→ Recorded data

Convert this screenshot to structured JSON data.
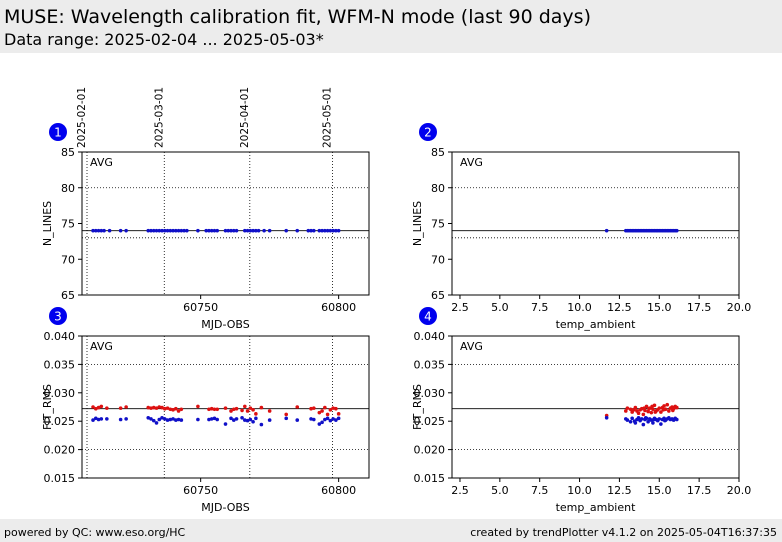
{
  "header": {
    "title": "MUSE: Wavelength calibration fit, WFM-N mode (last 90 days)",
    "subtitle": "Data range: 2025-02-04 ... 2025-05-03*"
  },
  "footer": {
    "left": "powered by QC: www.eso.org/HC",
    "right": "created by trendPlotter v4.1.2 on 2025-05-04T16:37:35"
  },
  "colors": {
    "blue": "#1010c8",
    "red": "#dd1111",
    "badge": "#0000ee",
    "header_bg": "#ececec"
  },
  "chart_data": [
    {
      "id": 1,
      "type": "scatter",
      "badge": "1",
      "annotation": "AVG",
      "xlabel": "MJD-OBS",
      "ylabel": "N_LINES",
      "xlim": [
        60707,
        60811
      ],
      "ylim": [
        65,
        85
      ],
      "xticks": [
        60750,
        60800
      ],
      "xtick_labels": [
        "60750",
        "60800"
      ],
      "yticks": [
        65,
        70,
        75,
        80,
        85
      ],
      "ytick_labels": [
        "65",
        "70",
        "75",
        "80",
        "85"
      ],
      "date_markers": [
        {
          "x": 60707,
          "label": "2025-02-01"
        },
        {
          "x": 60735,
          "label": "2025-03-01"
        },
        {
          "x": 60766,
          "label": "2025-04-01"
        },
        {
          "x": 60796,
          "label": "2025-05-01"
        }
      ],
      "ref_lines": [
        {
          "y": 74,
          "style": "solid"
        },
        {
          "y": 73,
          "style": "dotted"
        }
      ],
      "grid_y": [
        80
      ],
      "series": [
        {
          "name": "N_LINES",
          "color": "blue",
          "x": [
            60711,
            60712,
            60713,
            60714,
            60715,
            60717,
            60721,
            60723,
            60731,
            60732,
            60733,
            60734,
            60735,
            60736,
            60737,
            60738,
            60739,
            60740,
            60741,
            60742,
            60743,
            60744,
            60745,
            60749,
            60752,
            60753,
            60754,
            60755,
            60756,
            60759,
            60760,
            60761,
            60762,
            60763,
            60766,
            60767,
            60768,
            60769,
            60770,
            60771,
            60773,
            60775,
            60781,
            60785,
            60789,
            60790,
            60791,
            60793,
            60794,
            60795,
            60796,
            60797,
            60798,
            60799,
            60800
          ],
          "y": [
            74,
            74,
            74,
            74,
            74,
            74,
            74,
            74,
            74,
            74,
            74,
            74,
            74,
            74,
            74,
            74,
            74,
            74,
            74,
            74,
            74,
            74,
            74,
            74,
            74,
            74,
            74,
            74,
            74,
            74,
            74,
            74,
            74,
            74,
            74,
            74,
            74,
            74,
            74,
            74,
            74,
            74,
            74,
            74,
            74,
            74,
            74,
            74,
            74,
            74,
            74,
            74,
            74,
            74,
            74
          ]
        }
      ]
    },
    {
      "id": 2,
      "type": "scatter",
      "badge": "2",
      "annotation": "AVG",
      "xlabel": "temp_ambient",
      "ylabel": "N_LINES",
      "xlim": [
        2,
        20
      ],
      "ylim": [
        65,
        85
      ],
      "xticks": [
        2.5,
        5,
        7.5,
        10,
        12.5,
        15,
        17.5,
        20
      ],
      "xtick_labels": [
        "2.5",
        "5.0",
        "7.5",
        "10.0",
        "12.5",
        "15.0",
        "17.5",
        "20.0"
      ],
      "yticks": [
        65,
        70,
        75,
        80,
        85
      ],
      "ytick_labels": [
        "65",
        "70",
        "75",
        "80",
        "85"
      ],
      "ref_lines": [
        {
          "y": 74,
          "style": "solid"
        },
        {
          "y": 73,
          "style": "dotted"
        }
      ],
      "grid_y": [
        80
      ],
      "series": [
        {
          "name": "N_LINES",
          "color": "blue",
          "x": [
            11.7,
            12.9,
            13.0,
            13.1,
            13.2,
            13.3,
            13.4,
            13.5,
            13.6,
            13.7,
            13.8,
            13.9,
            14.0,
            14.1,
            14.2,
            14.3,
            14.4,
            14.5,
            14.6,
            14.7,
            14.8,
            14.9,
            15.0,
            15.1,
            15.2,
            15.3,
            15.4,
            15.5,
            15.6,
            15.7,
            15.8,
            15.9,
            16.0,
            16.1
          ],
          "y": [
            74,
            74,
            74,
            74,
            74,
            74,
            74,
            74,
            74,
            74,
            74,
            74,
            74,
            74,
            74,
            74,
            74,
            74,
            74,
            74,
            74,
            74,
            74,
            74,
            74,
            74,
            74,
            74,
            74,
            74,
            74,
            74,
            74,
            74
          ]
        }
      ]
    },
    {
      "id": 3,
      "type": "scatter",
      "badge": "3",
      "annotation": "AVG",
      "xlabel": "MJD-OBS",
      "ylabel": "FIT_RMS",
      "xlim": [
        60707,
        60811
      ],
      "ylim": [
        0.015,
        0.04
      ],
      "xticks": [
        60750,
        60800
      ],
      "xtick_labels": [
        "60750",
        "60800"
      ],
      "yticks": [
        0.015,
        0.02,
        0.025,
        0.03,
        0.035,
        0.04
      ],
      "ytick_labels": [
        "0.015",
        "0.020",
        "0.025",
        "0.030",
        "0.035",
        "0.040"
      ],
      "date_markers": [
        {
          "x": 60707,
          "label": "2025-02-01"
        },
        {
          "x": 60735,
          "label": "2025-03-01"
        },
        {
          "x": 60766,
          "label": "2025-04-01"
        },
        {
          "x": 60796,
          "label": "2025-05-01"
        }
      ],
      "ref_lines": [
        {
          "y": 0.0272,
          "style": "solid"
        }
      ],
      "grid_y": [
        0.02,
        0.035
      ],
      "series": [
        {
          "name": "FIT_RMS red",
          "color": "red",
          "x": [
            60711,
            60712,
            60713,
            60714,
            60716,
            60721,
            60723,
            60731,
            60732,
            60733,
            60734,
            60735,
            60736,
            60737,
            60738,
            60739,
            60740,
            60741,
            60742,
            60743,
            60749,
            60753,
            60754,
            60755,
            60756,
            60759,
            60761,
            60762,
            60763,
            60765,
            60766,
            60767,
            60768,
            60769,
            60770,
            60772,
            60775,
            60781,
            60785,
            60790,
            60791,
            60793,
            60794,
            60795,
            60796,
            60797,
            60798,
            60799,
            60800
          ],
          "y": [
            0.0275,
            0.0272,
            0.0274,
            0.0276,
            0.0273,
            0.0273,
            0.0275,
            0.0274,
            0.0273,
            0.0274,
            0.0273,
            0.0275,
            0.0274,
            0.0272,
            0.0273,
            0.0271,
            0.027,
            0.0272,
            0.0268,
            0.0271,
            0.0276,
            0.0271,
            0.0272,
            0.0271,
            0.0271,
            0.0273,
            0.0268,
            0.0271,
            0.0272,
            0.0269,
            0.0276,
            0.0268,
            0.0273,
            0.027,
            0.0263,
            0.0274,
            0.0268,
            0.0262,
            0.0275,
            0.0272,
            0.0273,
            0.0265,
            0.0268,
            0.0274,
            0.0262,
            0.027,
            0.0273,
            0.0272,
            0.0263
          ]
        },
        {
          "name": "FIT_RMS blue",
          "color": "blue",
          "x": [
            60711,
            60712,
            60713,
            60714,
            60716,
            60721,
            60723,
            60731,
            60732,
            60733,
            60734,
            60735,
            60736,
            60737,
            60738,
            60739,
            60740,
            60741,
            60742,
            60743,
            60749,
            60753,
            60754,
            60755,
            60756,
            60759,
            60761,
            60762,
            60763,
            60765,
            60766,
            60767,
            60768,
            60769,
            60770,
            60772,
            60775,
            60781,
            60785,
            60790,
            60791,
            60793,
            60794,
            60795,
            60796,
            60797,
            60798,
            60799,
            60800
          ],
          "y": [
            0.0252,
            0.0255,
            0.0253,
            0.0254,
            0.0254,
            0.0253,
            0.0254,
            0.0256,
            0.0254,
            0.0251,
            0.0247,
            0.0253,
            0.0256,
            0.0254,
            0.0252,
            0.0253,
            0.0254,
            0.0252,
            0.0253,
            0.0252,
            0.0253,
            0.0253,
            0.0254,
            0.0255,
            0.0253,
            0.0245,
            0.0255,
            0.0252,
            0.0254,
            0.0256,
            0.0252,
            0.0251,
            0.0253,
            0.0249,
            0.0255,
            0.0244,
            0.0252,
            0.0255,
            0.0252,
            0.0254,
            0.0253,
            0.0245,
            0.0248,
            0.0253,
            0.0255,
            0.0251,
            0.0254,
            0.0252,
            0.0255
          ]
        }
      ]
    },
    {
      "id": 4,
      "type": "scatter",
      "badge": "4",
      "annotation": "AVG",
      "xlabel": "temp_ambient",
      "ylabel": "FIT_RMS",
      "xlim": [
        2,
        20
      ],
      "ylim": [
        0.015,
        0.04
      ],
      "xticks": [
        2.5,
        5,
        7.5,
        10,
        12.5,
        15,
        17.5,
        20
      ],
      "xtick_labels": [
        "2.5",
        "5.0",
        "7.5",
        "10.0",
        "12.5",
        "15.0",
        "17.5",
        "20.0"
      ],
      "yticks": [
        0.015,
        0.02,
        0.025,
        0.03,
        0.035,
        0.04
      ],
      "ytick_labels": [
        "0.015",
        "0.020",
        "0.025",
        "0.030",
        "0.035",
        "0.040"
      ],
      "ref_lines": [
        {
          "y": 0.0272,
          "style": "solid"
        }
      ],
      "grid_y": [
        0.02,
        0.035
      ],
      "series": [
        {
          "name": "FIT_RMS red",
          "color": "red",
          "x": [
            11.7,
            12.9,
            13.0,
            13.2,
            13.3,
            13.5,
            13.6,
            13.7,
            13.8,
            13.9,
            14.0,
            14.1,
            14.2,
            14.3,
            14.4,
            14.5,
            14.6,
            14.7,
            14.8,
            14.9,
            15.0,
            15.1,
            15.2,
            15.3,
            15.4,
            15.5,
            15.6,
            15.7,
            15.8,
            15.9,
            16.0,
            16.1,
            14.35,
            14.75,
            15.25,
            15.85,
            13.4,
            14.05,
            14.55
          ],
          "y": [
            0.026,
            0.0268,
            0.0273,
            0.0271,
            0.0266,
            0.0274,
            0.0268,
            0.0264,
            0.027,
            0.0272,
            0.0262,
            0.0269,
            0.0276,
            0.0267,
            0.0273,
            0.0265,
            0.0271,
            0.0278,
            0.0268,
            0.027,
            0.0273,
            0.0266,
            0.0274,
            0.0277,
            0.0271,
            0.0279,
            0.0268,
            0.0273,
            0.0275,
            0.0272,
            0.0276,
            0.0274,
            0.0272,
            0.0266,
            0.027,
            0.0269,
            0.027,
            0.0273,
            0.0276
          ]
        },
        {
          "name": "FIT_RMS blue",
          "color": "blue",
          "x": [
            11.7,
            12.9,
            13.0,
            13.2,
            13.3,
            13.5,
            13.6,
            13.7,
            13.8,
            13.9,
            14.0,
            14.1,
            14.2,
            14.3,
            14.4,
            14.5,
            14.6,
            14.7,
            14.8,
            14.9,
            15.0,
            15.1,
            15.2,
            15.3,
            15.4,
            15.5,
            15.6,
            15.7,
            15.8,
            15.9,
            16.0,
            16.1,
            13.45,
            14.15,
            14.65,
            15.35
          ],
          "y": [
            0.0256,
            0.0254,
            0.0252,
            0.0249,
            0.0255,
            0.0247,
            0.0253,
            0.0256,
            0.0251,
            0.0254,
            0.0244,
            0.0253,
            0.0255,
            0.0249,
            0.0254,
            0.0252,
            0.0247,
            0.0255,
            0.0253,
            0.0251,
            0.0254,
            0.0245,
            0.0253,
            0.0255,
            0.0252,
            0.0254,
            0.0256,
            0.0253,
            0.0254,
            0.0252,
            0.0255,
            0.0253,
            0.025,
            0.0256,
            0.0253,
            0.0251
          ]
        }
      ]
    }
  ]
}
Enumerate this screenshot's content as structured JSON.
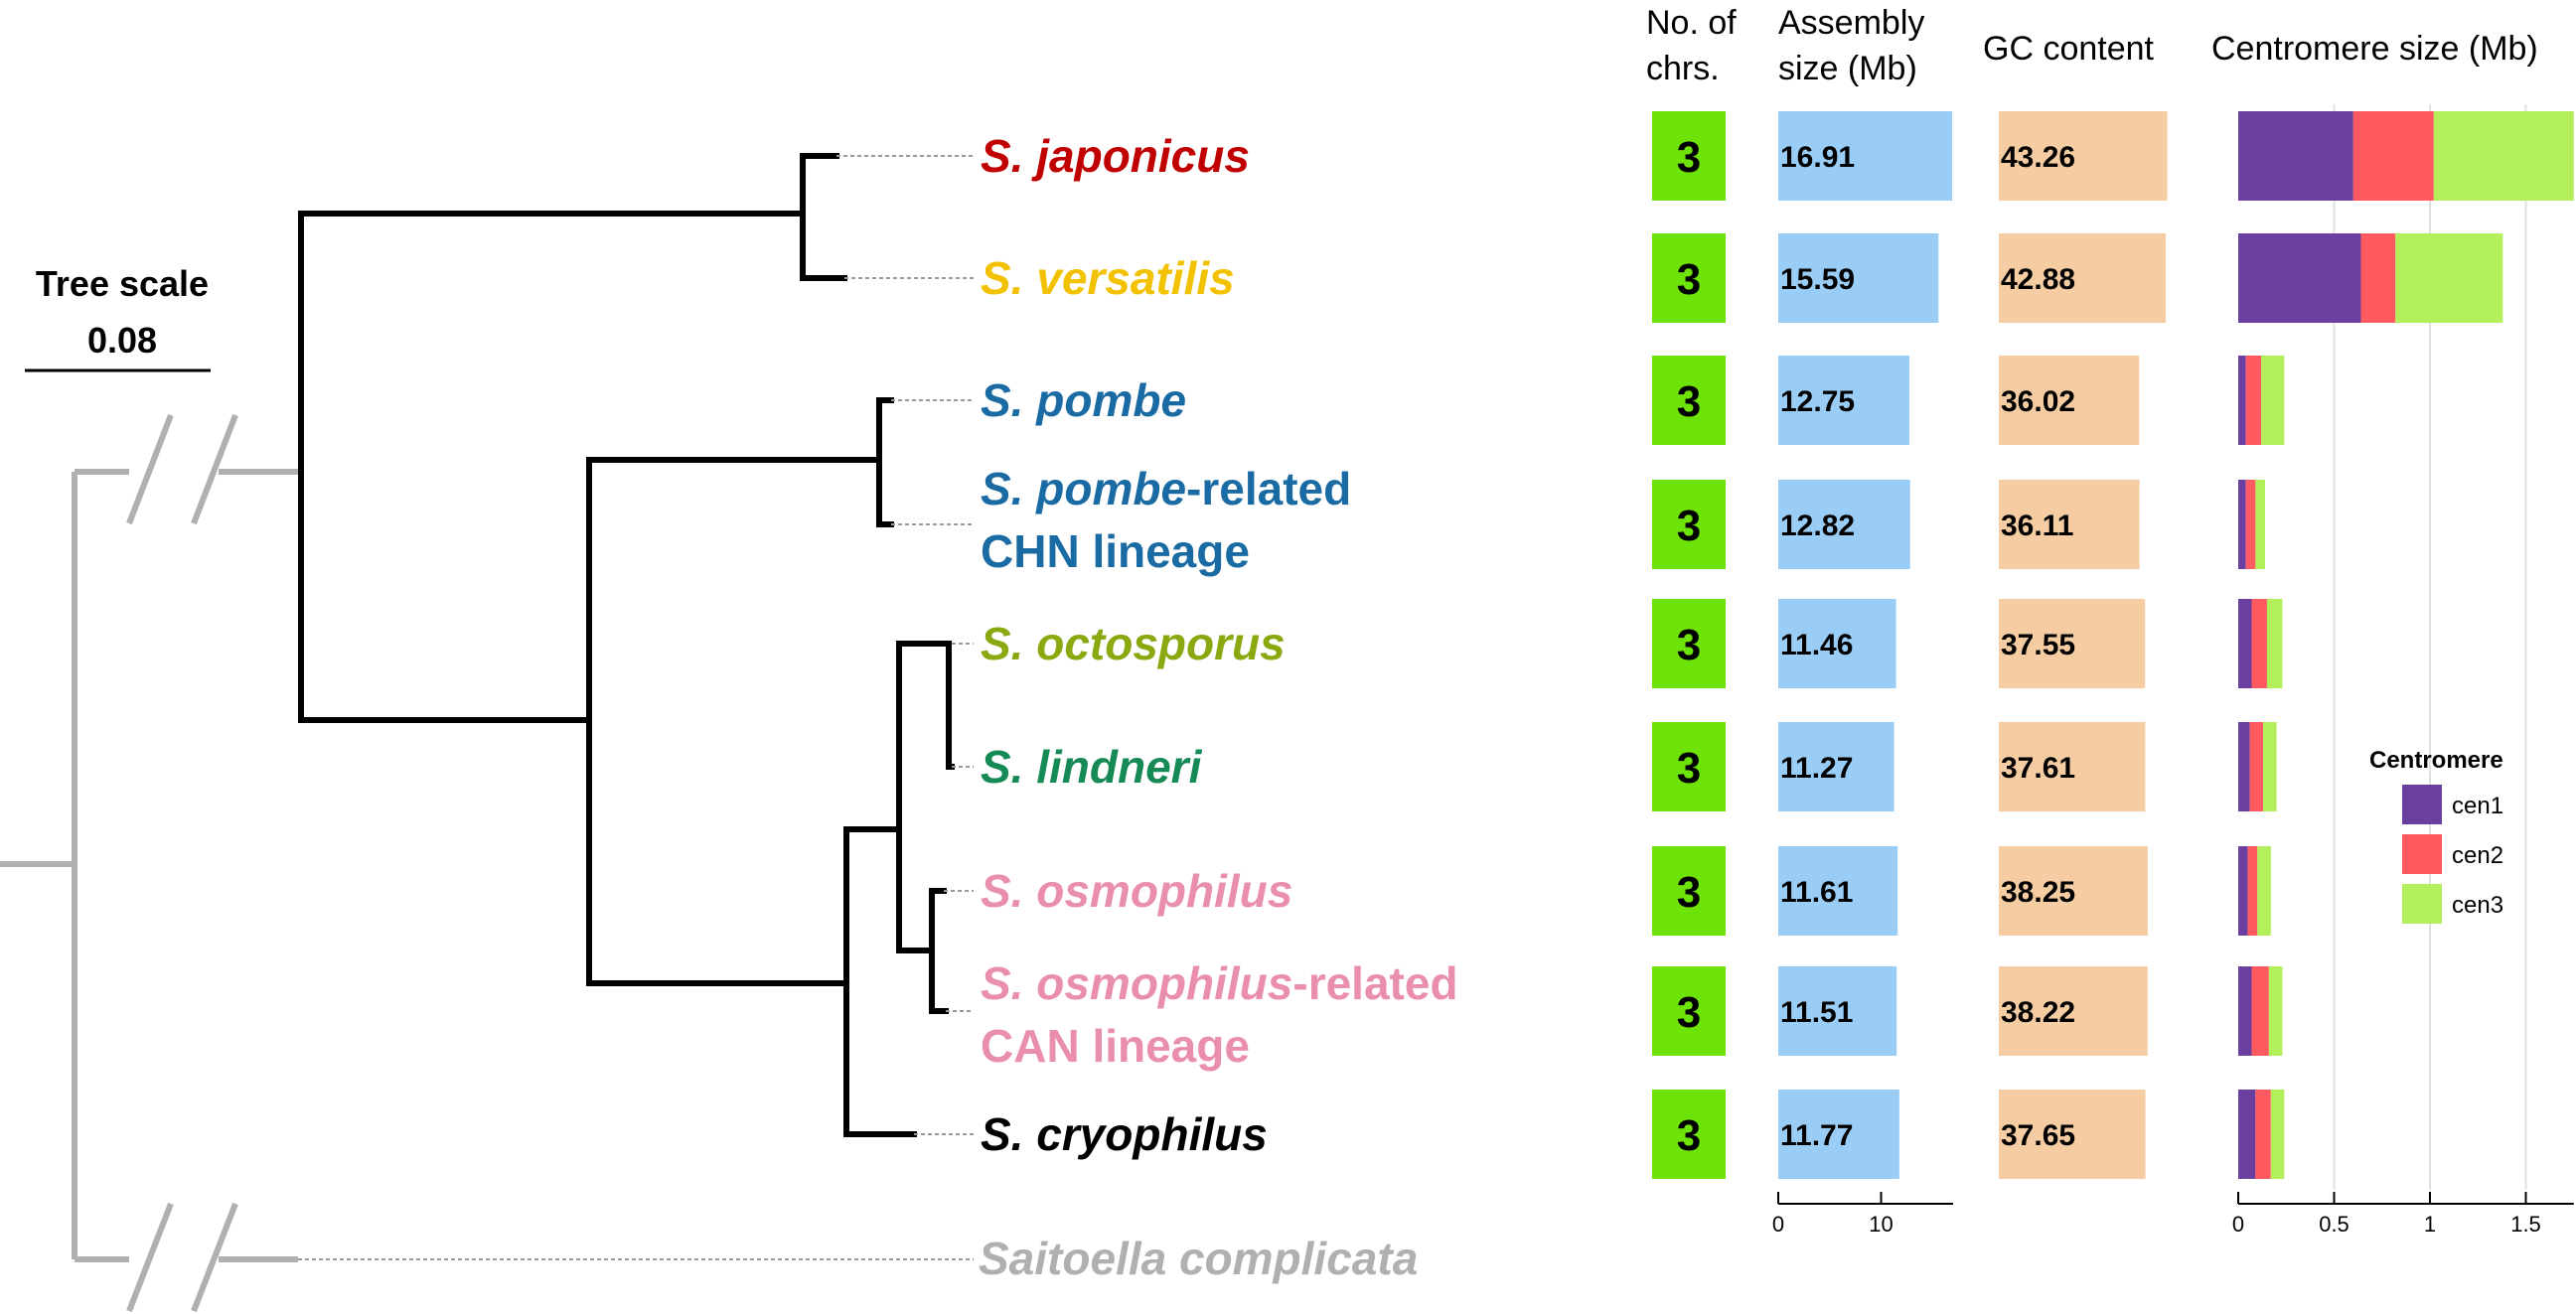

→ Challenge
Copy out every line in the listing where the word "JSON" appears.

→ Output of the task
Convert this screenshot to structured JSON data.
Enumerate this screenshot's content as structured JSON.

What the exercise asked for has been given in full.